PROBLEM TO SOLVE:
Could you return the lines below, starting at the line with "y-tick-label-right: 20 [663,245,680,262]" and running up to and including the line with "possible-obs-marker [84,191,91,198]", character for character?

-- start of RECORDS SHOWN --

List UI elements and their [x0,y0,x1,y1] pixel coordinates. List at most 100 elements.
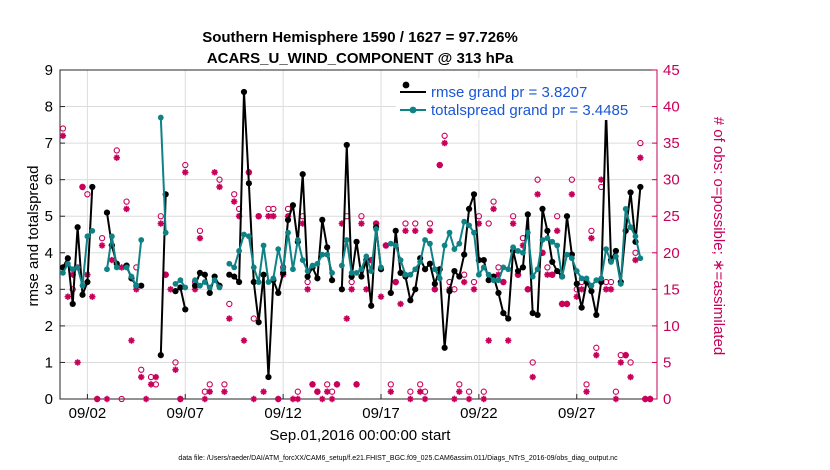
y-tick-label-right: 20 [663,245,680,262]
rmse-point [485,277,492,284]
possible-obs-marker [284,205,292,213]
possible-obs-marker [118,395,125,403]
legend-spread-marker [409,106,417,114]
chart-title-line2: ACARS_U_WIND_COMPONENT @ 313 hPa [207,50,514,67]
x-tick-label: 09/02 [69,405,107,422]
assimilated-obs-marker [480,395,487,403]
assimilated-obs-marker [392,278,399,286]
y-tick-label-left: 2 [45,318,53,335]
possible-obs-marker [358,213,365,220]
possible-obs-marker [59,125,67,132]
assimilated-obs-marker [470,286,478,293]
assimilated-obs-marker [505,337,512,344]
totalspread-point [446,229,453,236]
assimilated-obs-marker [328,395,336,403]
assimilated-obs-marker [573,293,580,300]
assimilated-obs-marker [456,388,463,395]
possible-obs-marker [84,191,91,198]
assimilated-obs-marker [177,395,184,403]
assimilated-obs-marker [382,242,390,249]
assimilated-obs-marker [397,300,404,308]
possible-obs-marker [568,176,576,183]
rmse-point [191,282,199,289]
assimilated-obs-marker [118,264,125,271]
rmse-point [392,227,399,234]
assimilated-obs-marker [162,271,169,278]
assimilated-obs-marker [593,351,600,359]
possible-obs-marker [417,381,424,388]
totalspread-point [265,279,272,285]
rmse-point [578,304,585,311]
rmse-point [84,278,91,286]
totalspread-point [510,244,517,251]
totalspread-point [431,266,438,273]
totalspread-point [412,266,419,273]
possible-obs-marker [402,220,409,227]
assimilated-obs-marker [539,249,546,256]
possible-obs-marker [465,388,473,395]
rmse-line-segment [228,90,334,379]
assimilated-obs-marker [309,381,316,388]
assimilated-obs-marker [451,395,458,403]
rmse-point [265,373,272,381]
assimilated-obs-marker [211,169,218,176]
assimilated-obs-marker [465,395,473,403]
possible-obs-marker [583,381,590,388]
assimilated-obs-marker [490,205,497,213]
possible-obs-marker [98,235,106,242]
possible-obs-marker [607,278,615,286]
possible-obs-marker [113,147,120,154]
assimilated-obs-marker [632,256,639,264]
totalspread-point [226,260,233,267]
totalspread-point [603,246,610,253]
possible-obs-marker [270,205,277,213]
possible-obs-marker [544,264,551,271]
totalspread-point [270,275,277,282]
totalspread-point [480,264,487,271]
rmse-point [358,273,365,280]
totalspread-point [79,282,86,289]
assimilated-obs-marker [172,366,179,373]
totalspread-point [529,273,536,280]
rmse-point [260,271,267,278]
rmse-point [500,309,507,317]
assimilated-obs-marker [206,388,213,395]
assimilated-obs-marker [138,373,145,381]
rmse-point [524,211,531,218]
totalspread-point [392,242,399,249]
rmse-point [446,288,453,295]
rmse-point [206,289,213,297]
assimilated-obs-marker [534,191,541,198]
assimilated-obs-marker [265,213,272,220]
rmse-point [495,289,502,297]
totalspread-point [422,237,428,243]
y-tick-label-right: 45 [663,62,680,79]
assimilated-obs-marker [553,227,561,235]
totalspread-point [319,251,326,258]
assimilated-obs-marker [250,395,257,403]
totalspread-point [211,277,218,284]
rmse-point [563,213,571,220]
assimilated-obs-marker [191,286,199,293]
totalspread-point [108,233,115,240]
rmse-point [324,244,331,251]
totalspread-point [192,277,198,284]
rmse-point [172,288,179,295]
assimilated-obs-marker [93,395,101,403]
totalspread-point [182,284,189,291]
totalspread-point [60,269,66,276]
totalspread-point [451,246,458,253]
assimilated-obs-marker [588,234,595,242]
totalspread-point [500,264,507,271]
assimilated-obs-marker [260,388,267,395]
totalspread-point [314,260,321,267]
rmse-point [74,224,81,231]
totalspread-point [568,255,575,262]
possible-obs-marker [407,388,414,395]
totalspread-point [598,275,605,282]
totalspread-point [363,253,370,260]
totalspread-point [471,229,477,236]
assimilated-obs-marker [113,154,120,161]
totalspread-point [564,251,570,258]
assimilated-obs-marker [348,286,355,293]
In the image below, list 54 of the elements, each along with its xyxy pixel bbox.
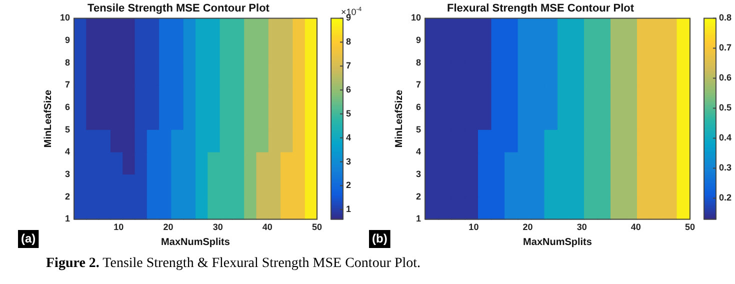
y-tick-label: 4 — [416, 146, 422, 157]
y-tick-label: 3 — [64, 169, 70, 180]
y-tick-label: 4 — [64, 146, 70, 157]
x-axis-title: MaxNumSplits — [161, 236, 230, 248]
color-bar-label: 6 — [346, 84, 352, 94]
y-tick-label: 1 — [416, 214, 422, 224]
x-tick-label: 10 — [114, 222, 124, 232]
color-bar-label: 7 — [346, 60, 352, 71]
x-tick-label: 40 — [630, 222, 641, 232]
y-tick-label: 3 — [416, 169, 422, 180]
y-tick-label: 7 — [416, 80, 422, 90]
x-axis-title: MaxNumSplits — [523, 236, 592, 248]
color-bar-label: 0.2 — [719, 192, 732, 203]
x-tick-label: 30 — [576, 222, 587, 232]
color-bar-label: 1 — [346, 204, 352, 214]
y-tick-label: 6 — [416, 102, 422, 112]
x-tick-label: 20 — [163, 222, 174, 232]
color-bar-label: 3 — [346, 156, 352, 166]
color-bar-label: 4 — [346, 132, 352, 142]
chart-title: Flexural Strength MSE Contour Plot — [446, 2, 634, 15]
y-tick-label: 8 — [64, 57, 70, 68]
color-bar-label: 0.6 — [719, 72, 732, 83]
color-bar-label: 8 — [346, 36, 352, 47]
y-tick-label: 9 — [64, 35, 70, 46]
text: (b) — [372, 231, 388, 246]
x-tick-label: 50 — [312, 222, 322, 232]
x-tick-label: 10 — [468, 222, 479, 232]
color-bar-label: 0.4 — [719, 132, 732, 143]
x-tick-label: 30 — [212, 222, 223, 232]
y-tick-label: 7 — [64, 80, 70, 90]
color-bar-label: 2 — [346, 180, 352, 190]
y-tick-label: 6 — [64, 102, 70, 112]
y-tick-label: 10 — [410, 12, 422, 23]
y-tick-label: 8 — [416, 57, 422, 68]
chart-title: Tensile Strength MSE Contour Plot — [88, 2, 270, 15]
y-tick-label: 2 — [64, 191, 70, 202]
y-axis-title: MinLeafSize — [394, 89, 405, 148]
y-tick-label: 1 — [64, 214, 70, 224]
y-tick-label: 9 — [416, 35, 422, 46]
color-bar-label: 0.3 — [719, 162, 732, 173]
y-tick-label: 2 — [416, 191, 422, 202]
color-bar-label: 0.7 — [719, 42, 732, 53]
y-tick-label: 5 — [64, 124, 70, 134]
x-tick-label: 20 — [522, 222, 533, 232]
color-bar-label: 5 — [346, 108, 352, 118]
color-bar-label: 0.5 — [719, 102, 732, 113]
text: (a) — [21, 231, 36, 246]
caption: Figure 2. Tensile Strength & Flexural Strength MSE Contour Plot. — [46, 256, 422, 272]
x-tick-label: 40 — [262, 222, 272, 232]
y-axis-title: MinLeafSize — [42, 89, 54, 148]
color-bar-label: 0.8 — [719, 12, 732, 23]
y-tick-label: 10 — [60, 12, 70, 23]
y-tick-label: 5 — [416, 124, 422, 134]
x-tick-label: 50 — [684, 222, 696, 232]
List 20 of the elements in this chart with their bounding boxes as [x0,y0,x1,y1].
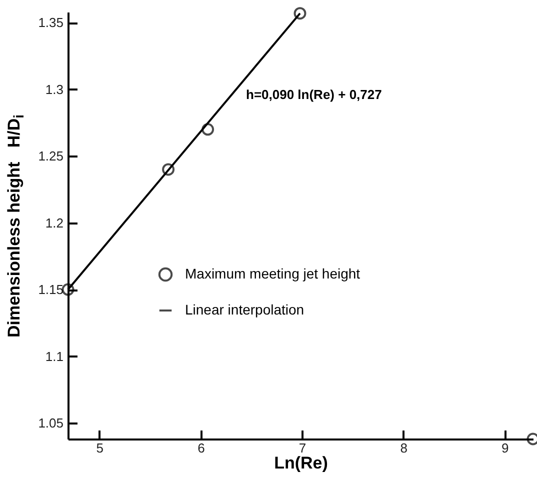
point [162,163,175,176]
x-tick-label: 8 [400,440,408,456]
y-tick-label: 1.05 [38,415,64,430]
y-tick-label: 1.35 [38,15,64,30]
y-tick-label: 1.1 [45,348,64,364]
point [202,123,214,136]
annotation: h=0,090 ln(Re) + 0,727 [246,87,382,102]
point [294,7,306,20]
x-tick-label: 9 [502,440,509,456]
y-tick-label: 1.25 [38,148,64,164]
legend-label: Linear interpolation [185,302,304,318]
y-tick-label: 1.2 [45,215,64,230]
y-tick-label: 1.3 [45,82,64,97]
x-tick-label: 5 [96,440,104,456]
x-tick-label: 6 [198,440,205,456]
x-tick-label: 7 [298,440,306,456]
point [62,283,74,296]
x-axis-title: Ln(Re) [274,454,328,472]
y-tick-label: 1.15 [38,282,64,298]
legend-label: Maximum meeting jet height [185,266,360,282]
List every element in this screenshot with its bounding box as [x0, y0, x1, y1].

-- end of RECORDS SHOWN --

RESPONSE TO THIS TASK:
y-tick-label-right: 20 [663,245,680,262]
rmse-point [485,277,492,284]
possible-obs-marker [284,205,292,213]
possible-obs-marker [118,395,125,403]
legend-spread-marker [409,106,417,114]
chart-title-line2: ACARS_U_WIND_COMPONENT @ 313 hPa [207,50,514,67]
x-tick-label: 09/02 [69,405,107,422]
assimilated-obs-marker [480,395,487,403]
assimilated-obs-marker [392,278,399,286]
y-tick-label-left: 2 [45,318,53,335]
possible-obs-marker [358,213,365,220]
possible-obs-marker [59,125,67,132]
assimilated-obs-marker [470,286,478,293]
assimilated-obs-marker [505,337,512,344]
totalspread-point [446,229,453,236]
assimilated-obs-marker [328,395,336,403]
assimilated-obs-marker [573,293,580,300]
assimilated-obs-marker [456,388,463,395]
possible-obs-marker [84,191,91,198]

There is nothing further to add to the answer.